=== Short problem ===
Copy every line of the records below that holds the word "Angefragt".

** Begin Input material **

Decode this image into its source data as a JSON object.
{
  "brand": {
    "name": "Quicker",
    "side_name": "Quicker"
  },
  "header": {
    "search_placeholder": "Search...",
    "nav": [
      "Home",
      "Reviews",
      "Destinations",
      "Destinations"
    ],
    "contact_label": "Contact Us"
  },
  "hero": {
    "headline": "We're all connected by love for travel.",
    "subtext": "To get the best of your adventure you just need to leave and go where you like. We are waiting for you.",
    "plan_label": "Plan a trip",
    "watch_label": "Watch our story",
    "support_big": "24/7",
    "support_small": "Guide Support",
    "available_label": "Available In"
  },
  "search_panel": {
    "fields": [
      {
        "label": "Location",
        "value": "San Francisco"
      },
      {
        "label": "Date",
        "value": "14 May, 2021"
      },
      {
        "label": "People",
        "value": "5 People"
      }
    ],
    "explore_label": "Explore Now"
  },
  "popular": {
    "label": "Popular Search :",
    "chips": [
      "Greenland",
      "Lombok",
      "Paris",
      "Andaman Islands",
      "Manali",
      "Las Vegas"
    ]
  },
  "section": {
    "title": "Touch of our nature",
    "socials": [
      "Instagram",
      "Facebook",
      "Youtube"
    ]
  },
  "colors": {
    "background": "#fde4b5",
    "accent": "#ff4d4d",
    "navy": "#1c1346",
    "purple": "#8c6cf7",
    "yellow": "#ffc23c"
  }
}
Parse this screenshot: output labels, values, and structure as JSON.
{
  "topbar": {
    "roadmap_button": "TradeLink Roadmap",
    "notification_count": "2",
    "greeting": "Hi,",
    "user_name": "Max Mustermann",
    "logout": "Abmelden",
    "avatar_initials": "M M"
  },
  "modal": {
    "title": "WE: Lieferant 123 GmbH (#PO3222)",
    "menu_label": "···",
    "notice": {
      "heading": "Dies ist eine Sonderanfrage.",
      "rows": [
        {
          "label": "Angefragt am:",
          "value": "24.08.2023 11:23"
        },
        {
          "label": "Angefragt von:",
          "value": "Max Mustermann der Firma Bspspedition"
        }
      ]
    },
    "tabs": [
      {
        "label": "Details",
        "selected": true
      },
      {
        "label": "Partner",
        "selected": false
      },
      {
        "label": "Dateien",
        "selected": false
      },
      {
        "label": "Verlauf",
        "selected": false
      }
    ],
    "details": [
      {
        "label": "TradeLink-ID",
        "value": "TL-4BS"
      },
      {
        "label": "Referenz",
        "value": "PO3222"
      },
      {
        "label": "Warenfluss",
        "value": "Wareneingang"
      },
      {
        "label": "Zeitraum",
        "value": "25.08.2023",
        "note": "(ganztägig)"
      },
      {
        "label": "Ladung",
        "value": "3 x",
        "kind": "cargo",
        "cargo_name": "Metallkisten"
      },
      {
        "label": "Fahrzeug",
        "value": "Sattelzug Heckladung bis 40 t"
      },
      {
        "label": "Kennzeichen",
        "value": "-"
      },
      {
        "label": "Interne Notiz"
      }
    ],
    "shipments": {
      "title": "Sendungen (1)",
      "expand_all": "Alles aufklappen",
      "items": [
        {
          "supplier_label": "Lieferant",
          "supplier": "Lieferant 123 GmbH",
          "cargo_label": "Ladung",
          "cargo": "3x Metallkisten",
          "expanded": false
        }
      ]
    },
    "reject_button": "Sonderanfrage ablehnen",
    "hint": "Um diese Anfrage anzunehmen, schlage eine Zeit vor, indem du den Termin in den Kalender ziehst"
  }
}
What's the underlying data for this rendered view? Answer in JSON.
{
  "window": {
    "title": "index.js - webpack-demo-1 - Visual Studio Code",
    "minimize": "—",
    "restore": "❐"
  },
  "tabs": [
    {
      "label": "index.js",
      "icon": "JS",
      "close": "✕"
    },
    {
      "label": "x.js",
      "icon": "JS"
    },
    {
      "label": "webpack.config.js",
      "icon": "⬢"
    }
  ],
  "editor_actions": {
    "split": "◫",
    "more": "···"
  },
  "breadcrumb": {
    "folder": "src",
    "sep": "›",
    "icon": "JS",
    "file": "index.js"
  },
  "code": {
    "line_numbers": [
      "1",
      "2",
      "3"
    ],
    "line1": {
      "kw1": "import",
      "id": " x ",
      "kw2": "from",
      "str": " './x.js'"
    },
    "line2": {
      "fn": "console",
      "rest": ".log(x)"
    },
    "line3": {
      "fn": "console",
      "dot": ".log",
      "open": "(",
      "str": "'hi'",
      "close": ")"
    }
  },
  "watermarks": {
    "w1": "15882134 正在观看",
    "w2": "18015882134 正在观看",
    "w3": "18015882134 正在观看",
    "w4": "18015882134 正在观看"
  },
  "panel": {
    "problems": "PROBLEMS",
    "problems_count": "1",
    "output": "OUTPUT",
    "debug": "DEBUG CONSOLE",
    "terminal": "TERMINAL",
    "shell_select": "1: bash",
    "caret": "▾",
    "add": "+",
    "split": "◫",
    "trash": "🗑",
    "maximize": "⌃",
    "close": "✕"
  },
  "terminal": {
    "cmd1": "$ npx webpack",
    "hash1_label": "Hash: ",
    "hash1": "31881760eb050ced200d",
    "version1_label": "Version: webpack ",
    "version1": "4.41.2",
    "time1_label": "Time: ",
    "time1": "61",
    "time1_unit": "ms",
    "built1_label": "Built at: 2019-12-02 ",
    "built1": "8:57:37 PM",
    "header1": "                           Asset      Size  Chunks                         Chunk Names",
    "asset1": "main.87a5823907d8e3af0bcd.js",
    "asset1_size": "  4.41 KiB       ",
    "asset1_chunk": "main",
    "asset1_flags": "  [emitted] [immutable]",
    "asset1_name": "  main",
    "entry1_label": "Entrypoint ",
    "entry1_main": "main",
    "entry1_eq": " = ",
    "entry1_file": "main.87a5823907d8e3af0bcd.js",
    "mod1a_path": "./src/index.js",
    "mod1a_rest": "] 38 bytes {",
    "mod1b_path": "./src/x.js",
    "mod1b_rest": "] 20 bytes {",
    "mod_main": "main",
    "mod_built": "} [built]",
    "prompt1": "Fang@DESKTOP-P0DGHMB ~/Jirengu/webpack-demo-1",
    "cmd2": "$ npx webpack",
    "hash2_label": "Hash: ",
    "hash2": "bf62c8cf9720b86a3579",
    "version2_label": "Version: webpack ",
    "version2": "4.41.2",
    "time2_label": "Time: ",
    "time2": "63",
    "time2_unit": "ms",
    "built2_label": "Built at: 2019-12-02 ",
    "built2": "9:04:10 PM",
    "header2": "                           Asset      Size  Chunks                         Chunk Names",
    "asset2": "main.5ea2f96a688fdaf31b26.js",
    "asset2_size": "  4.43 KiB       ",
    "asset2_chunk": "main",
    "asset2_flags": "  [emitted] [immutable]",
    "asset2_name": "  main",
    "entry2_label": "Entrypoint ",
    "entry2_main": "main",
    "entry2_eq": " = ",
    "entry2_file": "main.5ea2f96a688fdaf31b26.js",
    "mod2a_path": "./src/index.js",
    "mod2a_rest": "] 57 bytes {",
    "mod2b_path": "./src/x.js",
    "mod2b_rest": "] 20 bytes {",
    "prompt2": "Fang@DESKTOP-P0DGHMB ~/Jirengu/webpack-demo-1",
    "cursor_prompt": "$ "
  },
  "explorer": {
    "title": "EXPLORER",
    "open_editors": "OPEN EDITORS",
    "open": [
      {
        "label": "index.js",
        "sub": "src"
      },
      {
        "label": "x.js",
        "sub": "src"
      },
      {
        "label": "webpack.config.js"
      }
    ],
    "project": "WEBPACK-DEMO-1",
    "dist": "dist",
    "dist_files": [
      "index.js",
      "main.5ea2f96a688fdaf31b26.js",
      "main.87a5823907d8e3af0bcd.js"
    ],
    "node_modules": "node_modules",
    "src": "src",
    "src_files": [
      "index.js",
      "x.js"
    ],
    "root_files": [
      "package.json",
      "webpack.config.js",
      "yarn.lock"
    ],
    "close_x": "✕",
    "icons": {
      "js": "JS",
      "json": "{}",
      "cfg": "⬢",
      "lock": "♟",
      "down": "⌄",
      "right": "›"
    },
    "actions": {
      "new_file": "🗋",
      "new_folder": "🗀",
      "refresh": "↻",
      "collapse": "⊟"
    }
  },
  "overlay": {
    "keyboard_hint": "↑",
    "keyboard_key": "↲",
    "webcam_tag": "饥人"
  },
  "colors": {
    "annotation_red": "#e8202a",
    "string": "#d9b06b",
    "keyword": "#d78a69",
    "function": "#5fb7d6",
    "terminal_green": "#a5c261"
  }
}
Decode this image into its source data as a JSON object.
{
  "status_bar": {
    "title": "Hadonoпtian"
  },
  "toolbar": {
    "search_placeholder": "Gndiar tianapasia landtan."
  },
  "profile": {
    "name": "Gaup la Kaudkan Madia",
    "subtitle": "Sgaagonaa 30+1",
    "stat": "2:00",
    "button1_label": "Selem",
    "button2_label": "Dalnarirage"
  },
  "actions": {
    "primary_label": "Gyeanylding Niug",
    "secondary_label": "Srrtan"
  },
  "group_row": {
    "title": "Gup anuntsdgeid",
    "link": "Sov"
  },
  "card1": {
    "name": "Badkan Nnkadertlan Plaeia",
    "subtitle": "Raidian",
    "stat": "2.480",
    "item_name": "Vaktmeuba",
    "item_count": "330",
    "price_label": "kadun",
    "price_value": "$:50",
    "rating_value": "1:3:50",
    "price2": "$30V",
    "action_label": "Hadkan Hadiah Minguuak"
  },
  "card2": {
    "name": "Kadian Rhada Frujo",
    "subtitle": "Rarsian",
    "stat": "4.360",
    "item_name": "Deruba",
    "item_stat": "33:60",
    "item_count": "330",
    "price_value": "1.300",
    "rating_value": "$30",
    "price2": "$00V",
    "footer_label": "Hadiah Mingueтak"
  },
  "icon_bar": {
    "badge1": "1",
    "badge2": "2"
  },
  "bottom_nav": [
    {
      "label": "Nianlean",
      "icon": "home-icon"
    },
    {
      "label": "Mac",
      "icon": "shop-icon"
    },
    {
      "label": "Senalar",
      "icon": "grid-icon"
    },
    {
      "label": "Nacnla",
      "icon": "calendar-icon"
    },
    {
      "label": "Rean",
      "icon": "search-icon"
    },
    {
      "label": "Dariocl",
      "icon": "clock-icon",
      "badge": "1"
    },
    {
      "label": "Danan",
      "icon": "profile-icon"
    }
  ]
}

** End Input material **

=== Problem solution ===
          "label": "Angefragt am:",
          "label": "Angefragt von:",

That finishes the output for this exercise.